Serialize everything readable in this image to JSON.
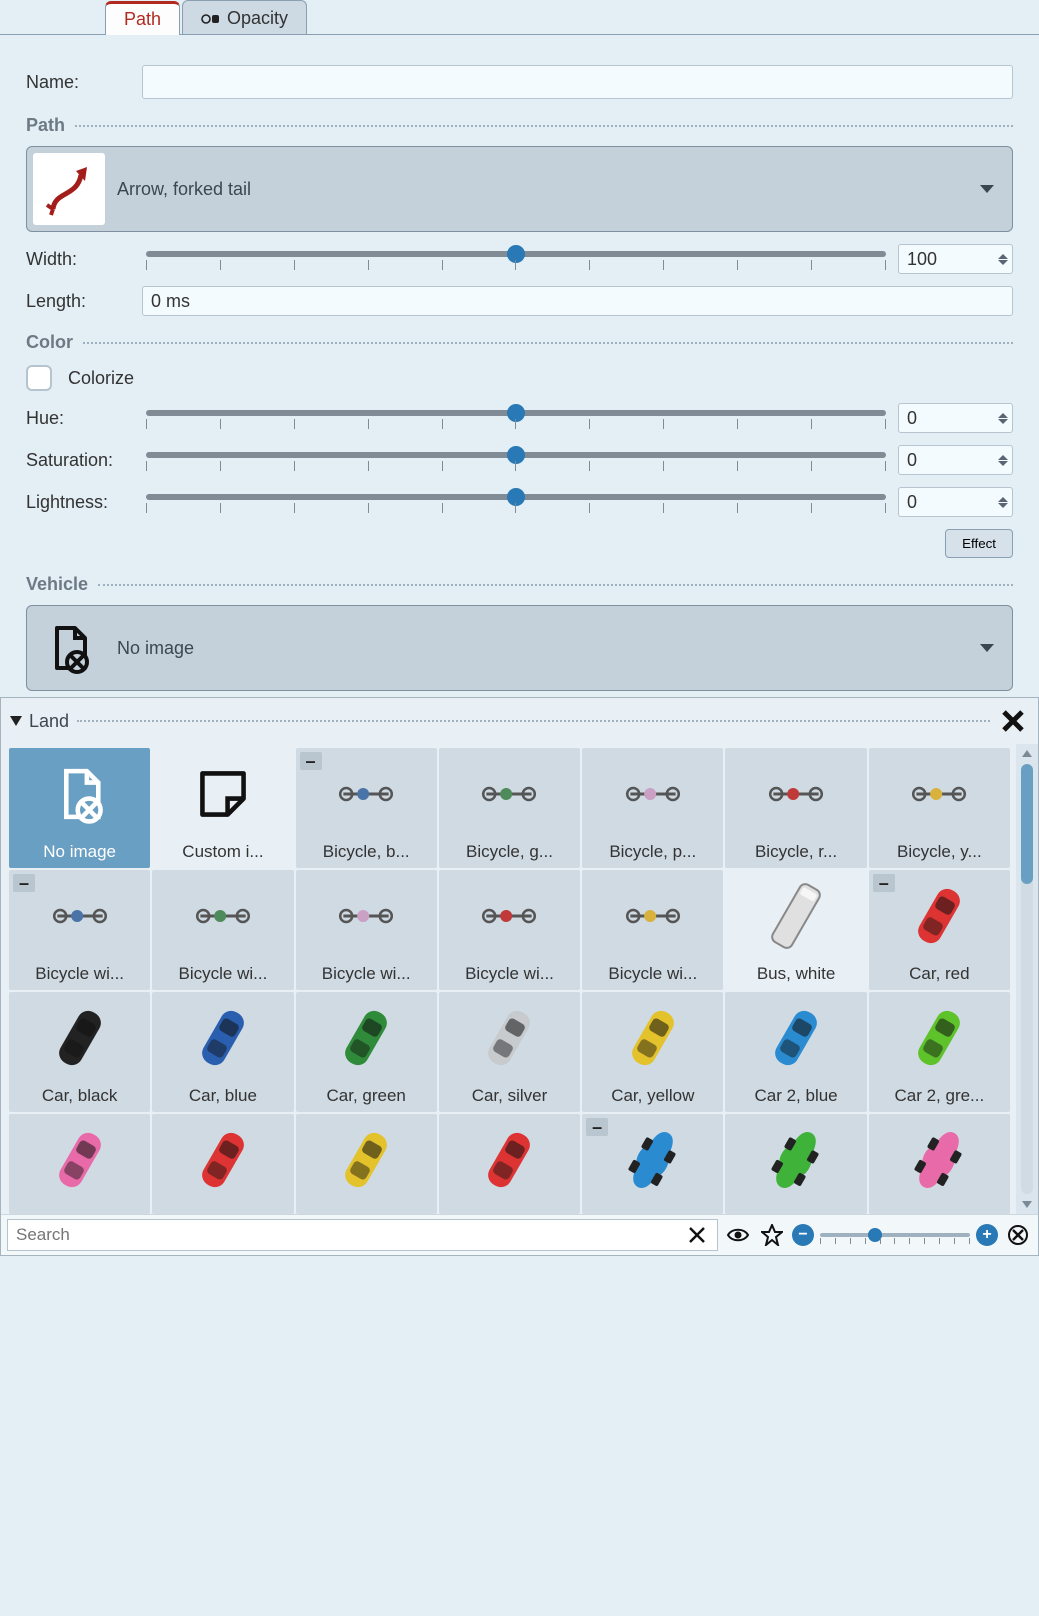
{
  "tabs": {
    "path": "Path",
    "opacity": "Opacity"
  },
  "fields": {
    "name_label": "Name:",
    "name_value": "",
    "width_label": "Width:",
    "width_value": "100",
    "length_label": "Length:",
    "length_value": "0 ms",
    "hue_label": "Hue:",
    "hue_value": "0",
    "sat_label": "Saturation:",
    "sat_value": "0",
    "light_label": "Lightness:",
    "light_value": "0",
    "colorize_label": "Colorize",
    "effect_label": "Effect"
  },
  "sections": {
    "path": "Path",
    "color": "Color",
    "vehicle": "Vehicle"
  },
  "dropdowns": {
    "path_style": "Arrow, forked tail",
    "vehicle_style": "No image"
  },
  "picker": {
    "category": "Land",
    "search_placeholder": "Search",
    "items": [
      {
        "label": "No image",
        "color": "",
        "selected": true,
        "kind": "noimage"
      },
      {
        "label": "Custom i...",
        "color": "",
        "light": true,
        "kind": "custom"
      },
      {
        "label": "Bicycle, b...",
        "color": "#4a74a8",
        "minus": true,
        "rotate": 45,
        "kind": "bike"
      },
      {
        "label": "Bicycle, g...",
        "color": "#4f8b5a",
        "rotate": 45,
        "kind": "bike"
      },
      {
        "label": "Bicycle, p...",
        "color": "#caa0c4",
        "rotate": 45,
        "kind": "bike"
      },
      {
        "label": "Bicycle, r...",
        "color": "#c03a3a",
        "rotate": 45,
        "kind": "bike"
      },
      {
        "label": "Bicycle, y...",
        "color": "#d8b23c",
        "rotate": 45,
        "kind": "bike"
      },
      {
        "label": "Bicycle wi...",
        "color": "#4a74a8",
        "minus": true,
        "rotate": 45,
        "kind": "bike"
      },
      {
        "label": "Bicycle wi...",
        "color": "#4f8b5a",
        "rotate": 45,
        "kind": "bike"
      },
      {
        "label": "Bicycle wi...",
        "color": "#caa0c4",
        "rotate": 45,
        "kind": "bike"
      },
      {
        "label": "Bicycle wi...",
        "color": "#c03a3a",
        "rotate": 45,
        "kind": "bike"
      },
      {
        "label": "Bicycle wi...",
        "color": "#d8b23c",
        "rotate": 45,
        "kind": "bike"
      },
      {
        "label": "Bus, white",
        "color": "#e0e0e0",
        "light": true,
        "rotate": 30,
        "kind": "bus"
      },
      {
        "label": "Car, red",
        "color": "#d33",
        "minus": true,
        "rotate": 30,
        "kind": "car"
      },
      {
        "label": "Car, black",
        "color": "#222",
        "rotate": 30,
        "kind": "car"
      },
      {
        "label": "Car, blue",
        "color": "#2a5fb0",
        "rotate": 30,
        "kind": "car"
      },
      {
        "label": "Car, green",
        "color": "#2f8b3a",
        "rotate": 30,
        "kind": "car"
      },
      {
        "label": "Car, silver",
        "color": "#c7cbce",
        "rotate": 30,
        "kind": "car"
      },
      {
        "label": "Car, yellow",
        "color": "#e3c22b",
        "rotate": 30,
        "kind": "car"
      },
      {
        "label": "Car 2, blue",
        "color": "#2a8bd0",
        "rotate": 30,
        "kind": "car"
      },
      {
        "label": "Car 2, gre...",
        "color": "#5ec22b",
        "rotate": 30,
        "kind": "car"
      },
      {
        "label": "",
        "color": "#e86aa8",
        "rotate": 30,
        "kind": "car"
      },
      {
        "label": "",
        "color": "#d33",
        "rotate": 30,
        "kind": "car"
      },
      {
        "label": "",
        "color": "#e3c22b",
        "rotate": 30,
        "kind": "car"
      },
      {
        "label": "",
        "color": "#d33",
        "rotate": 30,
        "kind": "car"
      },
      {
        "label": "",
        "color": "#2a8bd0",
        "minus": true,
        "rotate": 30,
        "kind": "racecar"
      },
      {
        "label": "",
        "color": "#3fb23a",
        "rotate": 30,
        "kind": "racecar"
      },
      {
        "label": "",
        "color": "#e86aa8",
        "rotate": 30,
        "kind": "racecar"
      }
    ]
  }
}
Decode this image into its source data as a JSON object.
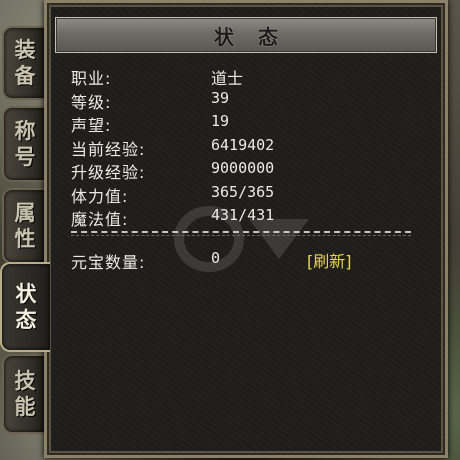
{
  "tabs": [
    {
      "id": "equipment",
      "label": [
        "装",
        "备"
      ],
      "active": false
    },
    {
      "id": "title",
      "label": [
        "称",
        "号"
      ],
      "active": false
    },
    {
      "id": "attributes",
      "label": [
        "属",
        "性"
      ],
      "active": false
    },
    {
      "id": "status",
      "label": [
        "状",
        "态"
      ],
      "active": true
    },
    {
      "id": "skills",
      "label": [
        "技",
        "能"
      ],
      "active": false
    }
  ],
  "window": {
    "title": "状态"
  },
  "stats": [
    {
      "label": "职业:",
      "value": "道士"
    },
    {
      "label": "等级:",
      "value": "39"
    },
    {
      "label": "声望:",
      "value": "19"
    },
    {
      "label": "当前经验:",
      "value": "6419402"
    },
    {
      "label": "升级经验:",
      "value": "9000000"
    },
    {
      "label": "体力值:",
      "value": "365/365"
    },
    {
      "label": "魔法值:",
      "value": "431/431"
    }
  ],
  "ingot": {
    "label": "元宝数量:",
    "value": "0",
    "refresh_label": "[刷新]"
  },
  "colors": {
    "refresh": "#e7d84a",
    "text": "#ecece4",
    "frame": "#8c8068"
  }
}
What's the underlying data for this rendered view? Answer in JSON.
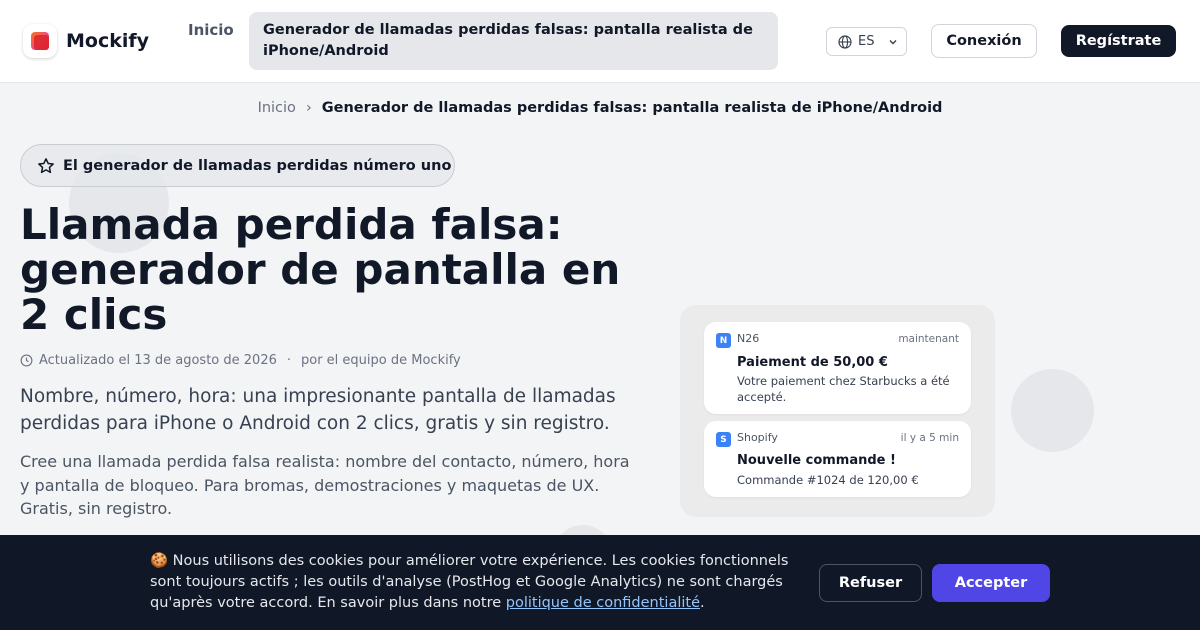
{
  "header": {
    "brand": "Mockify",
    "nav_home": "Inicio",
    "nav_current": "Generador de llamadas perdidas falsas: pantalla realista de iPhone/Android",
    "language": "ES",
    "login_label": "Conexión",
    "register_label": "Regístrate"
  },
  "breadcrumb": {
    "home": "Inicio",
    "separator": "›",
    "current": "Generador de llamadas perdidas falsas: pantalla realista de iPhone/Android"
  },
  "hero": {
    "badge": "El generador de llamadas perdidas número uno",
    "title": "Llamada perdida falsa: generador de pantalla en 2 clics",
    "updated": "Actualizado el 13 de agosto de 2026",
    "meta_separator": "·",
    "author": "por el equipo de Mockify",
    "lead": "Nombre, número, hora: una impresionante pantalla de llamadas perdidas para iPhone o Android con 2 clics, gratis y sin registro.",
    "description": "Cree una llamada perdida falsa realista: nombre del contacto, número, hora y pantalla de bloqueo. Para bromas, demostraciones y maquetas de UX. Gratis, sin registro."
  },
  "notifications": [
    {
      "icon_letter": "N",
      "app": "N26",
      "time": "maintenant",
      "title": "Paiement de 50,00 €",
      "body": "Votre paiement chez Starbucks a été accepté."
    },
    {
      "icon_letter": "S",
      "app": "Shopify",
      "time": "il y a 5 min",
      "title": "Nouvelle commande !",
      "body": "Commande #1024 de 120,00 €"
    }
  ],
  "cookie": {
    "emoji": "🍪",
    "text": "Nous utilisons des cookies pour améliorer votre expérience. Les cookies fonctionnels sont toujours actifs ; les outils d'analyse (PostHog et Google Analytics) ne sont chargés qu'après votre accord. En savoir plus dans notre",
    "link": "politique de confidentialité",
    "end": ".",
    "refuse_label": "Refuser",
    "accept_label": "Accepter"
  },
  "colors": {
    "primary_dark": "#111827",
    "accent": "#4f46e5",
    "banner_bg": "#101828",
    "app_icon": "#3b82f6"
  }
}
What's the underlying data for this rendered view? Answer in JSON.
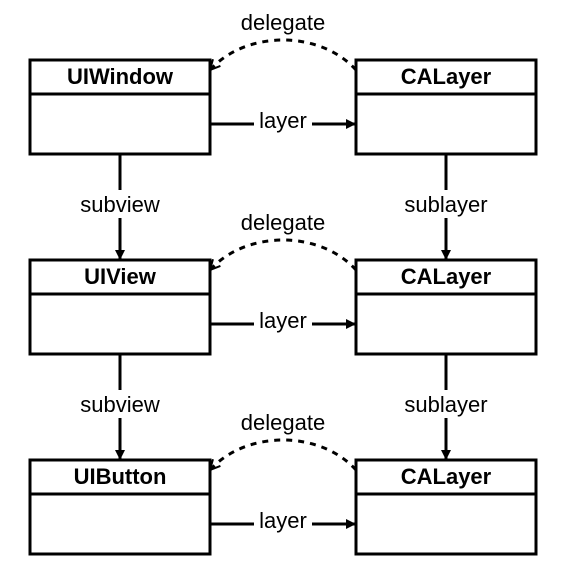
{
  "nodes": {
    "left": [
      "UIWindow",
      "UIView",
      "UIButton"
    ],
    "right": [
      "CALayer",
      "CALayer",
      "CALayer"
    ]
  },
  "edges": {
    "layer": "layer",
    "delegate": "delegate",
    "subview": "subview",
    "sublayer": "sublayer"
  }
}
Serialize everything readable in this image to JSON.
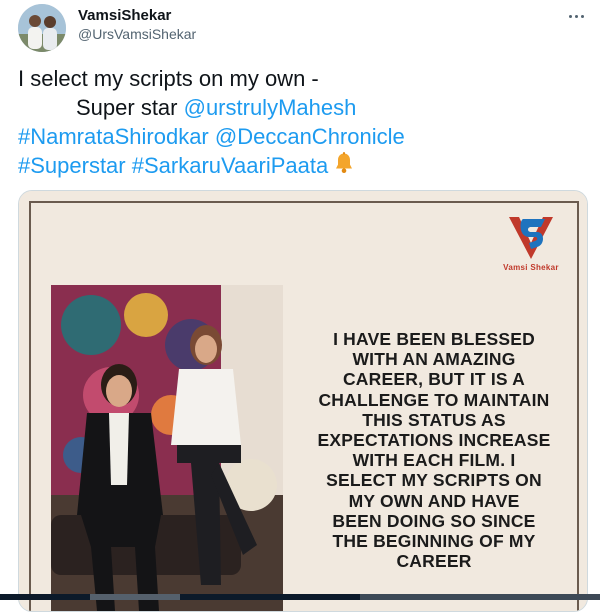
{
  "author": {
    "display_name": "VamsiShekar",
    "handle": "@UrsVamsiShekar"
  },
  "header": {
    "more_icon": "more-horizontal-icon"
  },
  "tweet": {
    "line1": "I select my scripts on my own -",
    "line2_text": "Super star ",
    "mention_mahesh": "@urstrulyMahesh",
    "hashtag_namrata": "#NamrataShirodkar",
    "mention_deccan": "@DeccanChronicle",
    "hashtag_superstar": "#Superstar",
    "hashtag_svp": "#SarkaruVaariPaata",
    "bell_icon": "bell-emoji-icon"
  },
  "poster": {
    "logo_caption": "Vamsi Shekar",
    "quote_lines": [
      "I HAVE BEEN BLESSED",
      "WITH AN AMAZING",
      "CAREER, BUT IT IS A",
      "CHALLENGE TO MAINTAIN",
      "THIS STATUS AS",
      "EXPECTATIONS INCREASE",
      "WITH EACH FILM. I",
      "SELECT MY SCRIPTS ON",
      "MY OWN AND HAVE",
      "BEEN DOING SO SINCE",
      "THE BEGINNING OF MY",
      "CAREER"
    ]
  },
  "colors": {
    "link": "#1d9bf0",
    "text": "#0f1419",
    "secondary": "#536471",
    "poster_bg": "#f1e9df",
    "logo_red": "#c0392b",
    "logo_blue": "#1e73be"
  }
}
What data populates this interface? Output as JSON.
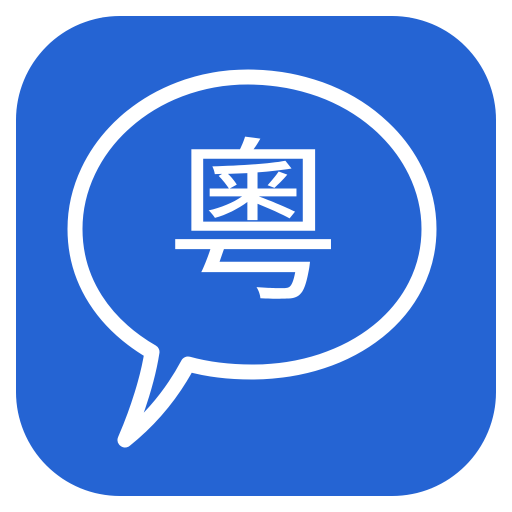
{
  "icon": {
    "name": "speech-bubble-app-icon",
    "character": "粵",
    "colors": {
      "background": "#2564d3",
      "foreground": "#ffffff"
    }
  }
}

○ ○ ○ ○ ○

• _Exercise objective_
Transcribe exactly the portion of the material above that runs from the line containing "What data populates" through its last line, omitting all pictures.

• _Complete answer_
What data populates this interface? Output as JSON.
{
  "icon": {
    "name": "speech-bubble-app-icon",
    "character": "粵",
    "colors": {
      "background": "#2564d3",
      "foreground": "#ffffff"
    }
  }
}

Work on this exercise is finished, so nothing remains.